◆ What is needed ◆
Return each line of the records holding the string "content".
----- Recorded information -----
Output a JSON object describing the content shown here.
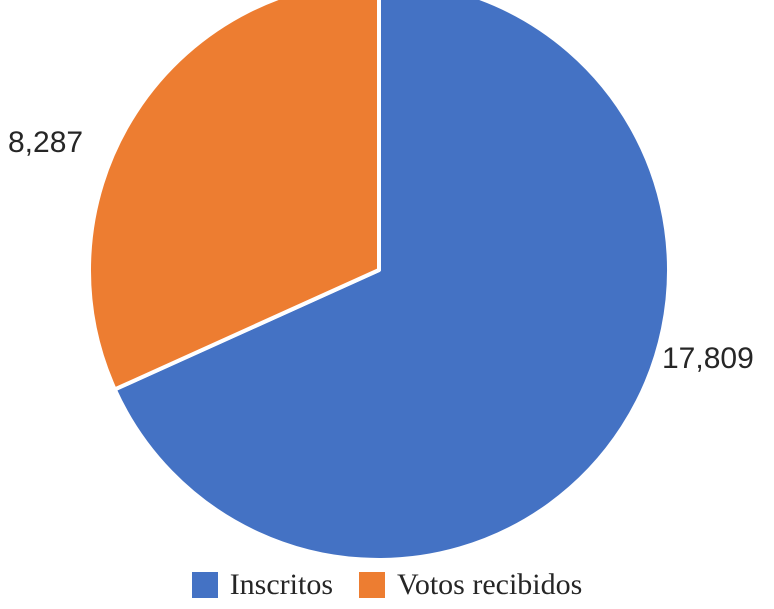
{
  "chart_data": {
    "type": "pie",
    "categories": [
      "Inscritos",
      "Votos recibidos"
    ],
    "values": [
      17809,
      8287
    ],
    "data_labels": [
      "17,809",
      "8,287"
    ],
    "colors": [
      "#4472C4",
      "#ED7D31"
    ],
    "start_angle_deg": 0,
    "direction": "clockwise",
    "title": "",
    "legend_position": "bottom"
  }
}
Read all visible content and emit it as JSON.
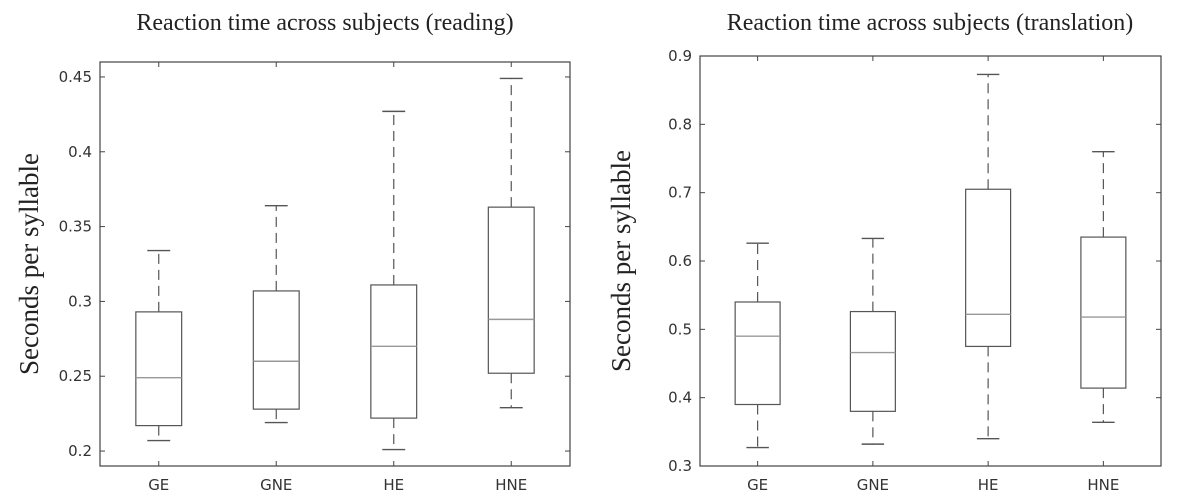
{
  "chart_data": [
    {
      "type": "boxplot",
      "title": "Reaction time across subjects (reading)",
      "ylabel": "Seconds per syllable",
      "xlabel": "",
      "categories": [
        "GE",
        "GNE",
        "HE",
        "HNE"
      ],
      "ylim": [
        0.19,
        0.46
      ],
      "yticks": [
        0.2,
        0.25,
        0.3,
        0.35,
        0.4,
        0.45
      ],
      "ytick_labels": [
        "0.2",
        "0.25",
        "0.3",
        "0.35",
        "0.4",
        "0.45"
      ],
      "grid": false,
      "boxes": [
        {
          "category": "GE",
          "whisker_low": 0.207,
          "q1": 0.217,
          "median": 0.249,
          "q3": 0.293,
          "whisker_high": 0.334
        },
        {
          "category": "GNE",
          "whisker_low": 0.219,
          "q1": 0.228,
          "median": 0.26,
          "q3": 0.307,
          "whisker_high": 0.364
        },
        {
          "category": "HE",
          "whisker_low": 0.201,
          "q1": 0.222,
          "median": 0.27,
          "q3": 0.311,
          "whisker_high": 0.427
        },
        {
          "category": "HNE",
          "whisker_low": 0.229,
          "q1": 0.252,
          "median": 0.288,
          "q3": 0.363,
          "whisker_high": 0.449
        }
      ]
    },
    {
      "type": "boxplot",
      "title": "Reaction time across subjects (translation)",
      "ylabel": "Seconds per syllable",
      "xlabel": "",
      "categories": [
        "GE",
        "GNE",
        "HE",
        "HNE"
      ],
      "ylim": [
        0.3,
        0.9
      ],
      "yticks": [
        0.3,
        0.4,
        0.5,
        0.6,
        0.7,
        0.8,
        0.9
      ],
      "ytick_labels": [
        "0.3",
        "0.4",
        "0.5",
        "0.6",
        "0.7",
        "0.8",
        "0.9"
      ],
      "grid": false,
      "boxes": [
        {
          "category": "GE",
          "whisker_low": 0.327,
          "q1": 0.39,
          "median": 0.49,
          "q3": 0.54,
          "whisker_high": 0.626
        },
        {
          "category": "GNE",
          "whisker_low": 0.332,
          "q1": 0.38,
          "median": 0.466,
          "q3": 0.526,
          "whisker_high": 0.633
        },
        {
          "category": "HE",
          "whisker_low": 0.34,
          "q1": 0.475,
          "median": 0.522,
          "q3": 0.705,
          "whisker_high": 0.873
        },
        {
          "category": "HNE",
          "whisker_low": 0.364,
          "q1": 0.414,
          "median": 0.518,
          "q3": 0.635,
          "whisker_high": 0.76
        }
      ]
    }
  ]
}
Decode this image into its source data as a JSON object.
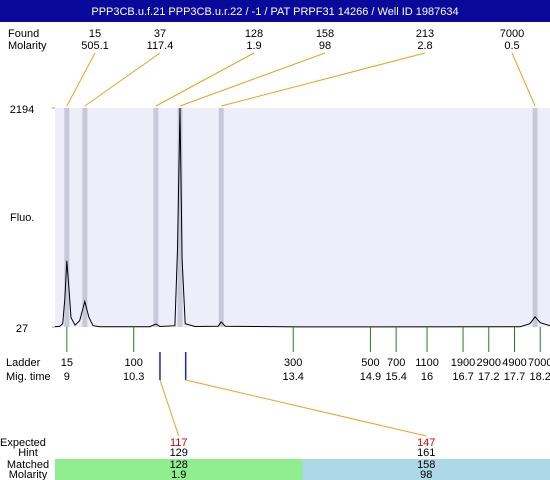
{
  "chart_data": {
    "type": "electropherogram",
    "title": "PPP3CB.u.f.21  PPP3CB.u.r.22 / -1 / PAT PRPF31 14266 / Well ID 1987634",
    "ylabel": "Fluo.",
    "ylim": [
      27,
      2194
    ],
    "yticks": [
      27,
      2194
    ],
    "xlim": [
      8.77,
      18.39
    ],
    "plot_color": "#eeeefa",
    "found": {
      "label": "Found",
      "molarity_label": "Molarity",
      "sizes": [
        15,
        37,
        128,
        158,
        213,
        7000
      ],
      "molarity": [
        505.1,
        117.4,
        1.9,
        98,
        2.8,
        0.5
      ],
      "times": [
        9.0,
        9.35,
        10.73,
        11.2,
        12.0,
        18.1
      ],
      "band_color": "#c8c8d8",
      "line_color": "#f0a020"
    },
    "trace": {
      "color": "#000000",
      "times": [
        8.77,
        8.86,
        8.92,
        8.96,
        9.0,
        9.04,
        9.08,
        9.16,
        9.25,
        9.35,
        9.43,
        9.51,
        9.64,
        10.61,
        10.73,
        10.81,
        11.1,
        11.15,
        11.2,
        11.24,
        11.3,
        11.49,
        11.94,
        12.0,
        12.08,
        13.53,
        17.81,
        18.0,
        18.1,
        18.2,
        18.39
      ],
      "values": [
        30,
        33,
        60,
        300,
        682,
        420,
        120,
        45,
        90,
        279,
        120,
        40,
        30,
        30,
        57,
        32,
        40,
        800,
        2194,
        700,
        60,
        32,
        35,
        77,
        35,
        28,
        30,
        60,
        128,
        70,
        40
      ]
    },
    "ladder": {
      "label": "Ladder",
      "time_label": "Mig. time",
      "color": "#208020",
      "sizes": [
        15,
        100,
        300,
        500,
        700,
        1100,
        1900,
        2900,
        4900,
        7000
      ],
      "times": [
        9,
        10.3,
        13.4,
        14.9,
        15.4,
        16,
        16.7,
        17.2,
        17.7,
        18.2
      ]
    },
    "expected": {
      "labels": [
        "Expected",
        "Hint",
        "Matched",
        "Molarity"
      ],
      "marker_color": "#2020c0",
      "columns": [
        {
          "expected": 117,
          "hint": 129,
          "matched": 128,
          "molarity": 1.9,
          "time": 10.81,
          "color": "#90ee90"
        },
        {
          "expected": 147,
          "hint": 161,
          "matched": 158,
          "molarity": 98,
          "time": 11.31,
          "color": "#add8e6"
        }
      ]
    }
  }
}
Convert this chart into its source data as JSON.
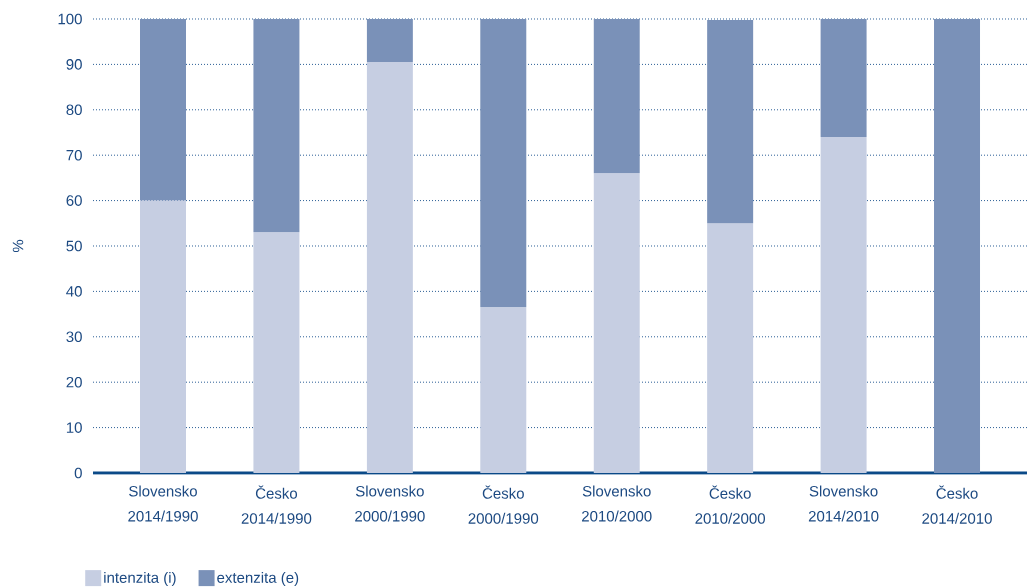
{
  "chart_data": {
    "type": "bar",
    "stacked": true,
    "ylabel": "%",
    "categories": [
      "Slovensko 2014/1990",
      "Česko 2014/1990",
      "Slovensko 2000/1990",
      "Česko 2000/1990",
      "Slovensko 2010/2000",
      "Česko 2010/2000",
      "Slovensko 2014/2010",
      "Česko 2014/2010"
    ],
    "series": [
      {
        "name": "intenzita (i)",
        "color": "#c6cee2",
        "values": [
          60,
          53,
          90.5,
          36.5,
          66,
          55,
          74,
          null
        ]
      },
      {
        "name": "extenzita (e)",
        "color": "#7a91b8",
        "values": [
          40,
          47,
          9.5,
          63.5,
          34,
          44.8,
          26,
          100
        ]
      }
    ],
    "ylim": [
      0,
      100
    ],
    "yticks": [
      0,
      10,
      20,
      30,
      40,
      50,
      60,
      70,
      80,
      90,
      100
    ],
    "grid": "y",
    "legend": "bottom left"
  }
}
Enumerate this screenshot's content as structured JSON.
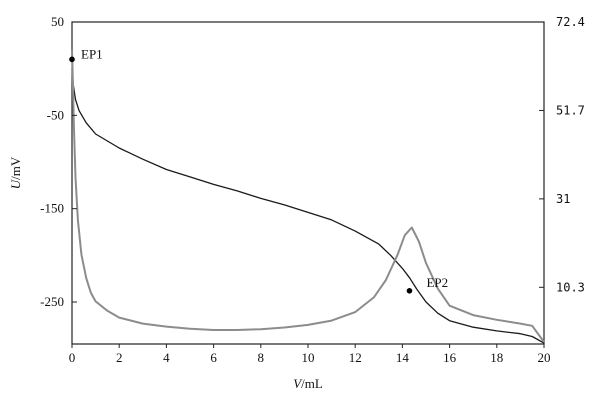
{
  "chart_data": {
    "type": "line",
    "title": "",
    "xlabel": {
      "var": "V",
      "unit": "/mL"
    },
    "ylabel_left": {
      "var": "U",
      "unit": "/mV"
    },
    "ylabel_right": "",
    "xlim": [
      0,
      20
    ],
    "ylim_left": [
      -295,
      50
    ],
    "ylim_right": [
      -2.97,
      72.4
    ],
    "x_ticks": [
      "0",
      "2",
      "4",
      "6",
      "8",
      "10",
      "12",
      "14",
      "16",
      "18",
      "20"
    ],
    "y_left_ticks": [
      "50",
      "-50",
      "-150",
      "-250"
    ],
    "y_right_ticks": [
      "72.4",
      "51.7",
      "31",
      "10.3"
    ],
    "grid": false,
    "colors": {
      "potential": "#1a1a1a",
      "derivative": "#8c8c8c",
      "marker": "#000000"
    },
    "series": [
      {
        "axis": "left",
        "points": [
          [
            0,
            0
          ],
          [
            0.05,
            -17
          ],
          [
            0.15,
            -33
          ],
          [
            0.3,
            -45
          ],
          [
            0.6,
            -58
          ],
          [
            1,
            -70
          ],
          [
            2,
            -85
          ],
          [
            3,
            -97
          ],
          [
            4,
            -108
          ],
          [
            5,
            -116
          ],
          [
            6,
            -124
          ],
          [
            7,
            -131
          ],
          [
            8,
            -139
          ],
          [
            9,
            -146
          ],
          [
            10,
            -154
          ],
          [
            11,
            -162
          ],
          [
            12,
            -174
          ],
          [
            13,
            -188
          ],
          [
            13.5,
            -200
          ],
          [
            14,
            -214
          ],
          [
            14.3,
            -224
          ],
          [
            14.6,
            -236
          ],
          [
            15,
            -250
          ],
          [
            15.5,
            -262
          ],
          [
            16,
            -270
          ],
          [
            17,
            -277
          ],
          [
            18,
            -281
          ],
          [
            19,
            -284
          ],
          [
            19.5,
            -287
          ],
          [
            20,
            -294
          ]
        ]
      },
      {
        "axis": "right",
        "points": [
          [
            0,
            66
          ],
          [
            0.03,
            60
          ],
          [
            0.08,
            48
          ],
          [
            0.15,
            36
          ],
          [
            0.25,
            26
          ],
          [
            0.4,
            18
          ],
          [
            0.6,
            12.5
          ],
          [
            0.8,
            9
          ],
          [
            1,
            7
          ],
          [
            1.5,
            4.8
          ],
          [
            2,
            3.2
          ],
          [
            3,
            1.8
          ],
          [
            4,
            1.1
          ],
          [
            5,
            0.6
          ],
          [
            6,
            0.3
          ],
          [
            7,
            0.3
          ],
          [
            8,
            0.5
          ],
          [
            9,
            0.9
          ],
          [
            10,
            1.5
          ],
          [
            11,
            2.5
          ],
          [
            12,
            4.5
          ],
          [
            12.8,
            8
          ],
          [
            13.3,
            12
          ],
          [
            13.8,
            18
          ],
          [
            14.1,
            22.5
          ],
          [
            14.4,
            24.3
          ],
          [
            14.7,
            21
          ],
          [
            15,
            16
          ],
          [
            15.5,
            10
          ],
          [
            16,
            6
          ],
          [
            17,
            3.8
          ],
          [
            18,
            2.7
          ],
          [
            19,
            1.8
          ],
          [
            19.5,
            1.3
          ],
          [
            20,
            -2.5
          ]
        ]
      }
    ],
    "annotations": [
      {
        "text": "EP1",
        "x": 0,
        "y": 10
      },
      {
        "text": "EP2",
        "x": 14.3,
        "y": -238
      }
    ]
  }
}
-----
◆ Result ◆
Output a JSON object describing the content shown here.
Read all visible content and emit it as JSON.
Enumerate this screenshot's content as structured JSON.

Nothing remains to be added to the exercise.